• Stated goal:
Show every line of the records below that contains the word "style".

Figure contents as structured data
^^^^^^^^^^^^^^^^
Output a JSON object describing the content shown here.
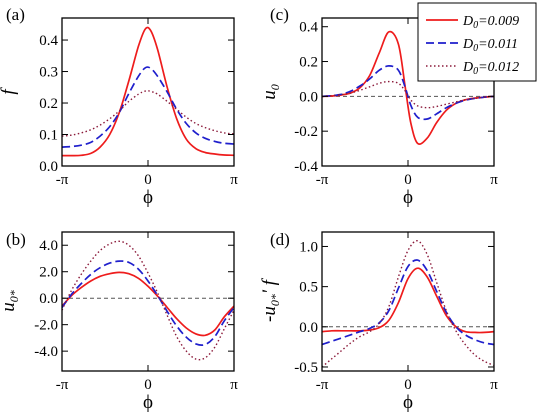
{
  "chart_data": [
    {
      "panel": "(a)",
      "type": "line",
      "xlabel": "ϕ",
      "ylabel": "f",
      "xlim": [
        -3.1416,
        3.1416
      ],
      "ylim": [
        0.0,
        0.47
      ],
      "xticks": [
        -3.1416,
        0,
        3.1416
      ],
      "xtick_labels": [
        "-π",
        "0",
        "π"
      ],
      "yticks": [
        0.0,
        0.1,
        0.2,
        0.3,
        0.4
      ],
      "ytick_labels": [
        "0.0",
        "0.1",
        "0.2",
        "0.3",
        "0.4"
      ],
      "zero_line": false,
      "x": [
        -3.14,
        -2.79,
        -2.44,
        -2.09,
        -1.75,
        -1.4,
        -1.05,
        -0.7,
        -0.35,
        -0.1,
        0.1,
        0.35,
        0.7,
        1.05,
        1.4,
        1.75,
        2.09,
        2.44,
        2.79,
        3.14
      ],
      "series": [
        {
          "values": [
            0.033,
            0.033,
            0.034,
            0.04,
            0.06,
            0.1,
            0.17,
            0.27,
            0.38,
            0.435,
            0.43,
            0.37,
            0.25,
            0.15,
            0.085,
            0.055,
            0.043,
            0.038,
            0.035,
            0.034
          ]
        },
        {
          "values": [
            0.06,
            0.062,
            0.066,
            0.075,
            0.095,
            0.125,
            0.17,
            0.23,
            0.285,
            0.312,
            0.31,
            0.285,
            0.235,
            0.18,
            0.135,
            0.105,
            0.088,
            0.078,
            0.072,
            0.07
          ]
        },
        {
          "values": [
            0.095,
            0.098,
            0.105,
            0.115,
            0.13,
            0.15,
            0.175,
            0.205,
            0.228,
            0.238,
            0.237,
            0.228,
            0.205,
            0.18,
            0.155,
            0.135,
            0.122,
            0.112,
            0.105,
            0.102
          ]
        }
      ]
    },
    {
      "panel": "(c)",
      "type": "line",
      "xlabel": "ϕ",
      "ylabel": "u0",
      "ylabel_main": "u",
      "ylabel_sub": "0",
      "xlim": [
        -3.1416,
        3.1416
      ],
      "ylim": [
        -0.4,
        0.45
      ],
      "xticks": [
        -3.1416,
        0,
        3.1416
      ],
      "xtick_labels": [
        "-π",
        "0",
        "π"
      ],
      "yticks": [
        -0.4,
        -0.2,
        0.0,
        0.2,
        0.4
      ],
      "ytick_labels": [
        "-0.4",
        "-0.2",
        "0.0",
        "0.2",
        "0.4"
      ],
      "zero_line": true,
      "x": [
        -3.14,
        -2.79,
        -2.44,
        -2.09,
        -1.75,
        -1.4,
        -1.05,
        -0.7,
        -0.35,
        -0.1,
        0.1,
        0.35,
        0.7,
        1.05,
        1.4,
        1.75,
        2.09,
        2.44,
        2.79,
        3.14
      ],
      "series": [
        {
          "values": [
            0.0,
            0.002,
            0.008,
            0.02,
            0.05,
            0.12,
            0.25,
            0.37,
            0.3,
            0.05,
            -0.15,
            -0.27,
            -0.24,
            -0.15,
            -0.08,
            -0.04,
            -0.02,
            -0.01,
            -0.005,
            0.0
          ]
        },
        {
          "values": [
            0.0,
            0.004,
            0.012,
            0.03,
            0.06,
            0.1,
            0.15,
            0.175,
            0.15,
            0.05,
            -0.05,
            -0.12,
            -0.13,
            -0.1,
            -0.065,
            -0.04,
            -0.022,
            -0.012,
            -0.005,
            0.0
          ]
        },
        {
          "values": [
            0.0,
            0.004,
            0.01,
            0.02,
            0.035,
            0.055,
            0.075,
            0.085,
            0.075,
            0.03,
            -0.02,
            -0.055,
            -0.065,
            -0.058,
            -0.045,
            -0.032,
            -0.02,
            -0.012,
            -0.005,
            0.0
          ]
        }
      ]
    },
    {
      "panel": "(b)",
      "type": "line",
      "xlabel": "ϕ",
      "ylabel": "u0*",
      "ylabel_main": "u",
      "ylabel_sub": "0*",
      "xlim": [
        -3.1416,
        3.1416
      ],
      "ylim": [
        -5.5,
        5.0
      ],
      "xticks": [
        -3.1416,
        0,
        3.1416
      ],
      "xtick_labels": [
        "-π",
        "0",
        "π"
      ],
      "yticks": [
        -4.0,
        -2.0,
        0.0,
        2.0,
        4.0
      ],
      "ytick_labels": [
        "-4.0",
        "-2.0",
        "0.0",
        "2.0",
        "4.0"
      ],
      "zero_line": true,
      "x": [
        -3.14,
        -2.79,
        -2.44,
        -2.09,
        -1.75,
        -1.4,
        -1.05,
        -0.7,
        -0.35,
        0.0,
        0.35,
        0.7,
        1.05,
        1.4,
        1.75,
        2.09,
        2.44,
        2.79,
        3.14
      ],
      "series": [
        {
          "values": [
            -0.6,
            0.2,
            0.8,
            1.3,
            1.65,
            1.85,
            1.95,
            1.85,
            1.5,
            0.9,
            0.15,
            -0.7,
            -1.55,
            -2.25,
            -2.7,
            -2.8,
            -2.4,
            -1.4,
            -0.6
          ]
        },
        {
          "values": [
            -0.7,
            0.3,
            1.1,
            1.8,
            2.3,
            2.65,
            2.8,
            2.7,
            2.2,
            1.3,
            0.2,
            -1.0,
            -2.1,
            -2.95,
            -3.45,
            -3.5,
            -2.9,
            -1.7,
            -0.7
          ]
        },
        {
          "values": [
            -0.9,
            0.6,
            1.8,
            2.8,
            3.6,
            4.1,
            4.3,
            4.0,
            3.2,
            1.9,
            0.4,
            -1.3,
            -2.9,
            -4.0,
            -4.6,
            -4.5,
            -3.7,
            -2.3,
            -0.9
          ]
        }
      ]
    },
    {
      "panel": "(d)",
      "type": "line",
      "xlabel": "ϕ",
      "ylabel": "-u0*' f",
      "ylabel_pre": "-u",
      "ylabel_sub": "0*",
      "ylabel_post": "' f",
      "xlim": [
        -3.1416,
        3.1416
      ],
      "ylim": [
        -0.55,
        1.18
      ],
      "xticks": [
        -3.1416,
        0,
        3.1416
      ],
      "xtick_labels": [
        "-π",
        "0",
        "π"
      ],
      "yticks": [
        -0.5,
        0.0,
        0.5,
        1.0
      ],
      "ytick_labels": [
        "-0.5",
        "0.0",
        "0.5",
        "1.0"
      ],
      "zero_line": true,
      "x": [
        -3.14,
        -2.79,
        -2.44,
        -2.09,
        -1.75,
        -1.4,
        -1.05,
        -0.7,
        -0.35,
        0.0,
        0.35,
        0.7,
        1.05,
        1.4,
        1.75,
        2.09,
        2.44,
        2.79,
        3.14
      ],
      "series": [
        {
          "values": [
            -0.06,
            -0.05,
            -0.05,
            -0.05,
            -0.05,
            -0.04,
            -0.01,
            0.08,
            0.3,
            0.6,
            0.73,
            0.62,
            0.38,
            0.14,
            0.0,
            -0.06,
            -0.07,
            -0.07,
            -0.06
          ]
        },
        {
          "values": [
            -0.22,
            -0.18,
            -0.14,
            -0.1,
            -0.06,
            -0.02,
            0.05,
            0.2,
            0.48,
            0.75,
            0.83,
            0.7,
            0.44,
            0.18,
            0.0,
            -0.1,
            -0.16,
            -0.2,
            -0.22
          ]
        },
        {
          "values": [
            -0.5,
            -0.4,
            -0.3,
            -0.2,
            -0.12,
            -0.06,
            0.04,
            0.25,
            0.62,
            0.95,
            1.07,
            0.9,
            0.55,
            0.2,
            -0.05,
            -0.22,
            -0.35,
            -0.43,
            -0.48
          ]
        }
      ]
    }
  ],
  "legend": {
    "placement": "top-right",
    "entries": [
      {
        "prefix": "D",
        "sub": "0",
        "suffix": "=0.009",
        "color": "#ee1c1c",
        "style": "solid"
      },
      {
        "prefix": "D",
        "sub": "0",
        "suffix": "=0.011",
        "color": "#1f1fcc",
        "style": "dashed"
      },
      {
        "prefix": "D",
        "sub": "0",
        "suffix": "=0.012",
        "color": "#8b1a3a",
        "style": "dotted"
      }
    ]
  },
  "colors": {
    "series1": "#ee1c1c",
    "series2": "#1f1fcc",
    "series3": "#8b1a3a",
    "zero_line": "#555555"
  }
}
^^^^^^^^^^^^^^^^
• Reply:
        "style": "solid"
        "style": "dashed"
        "style": "dotted"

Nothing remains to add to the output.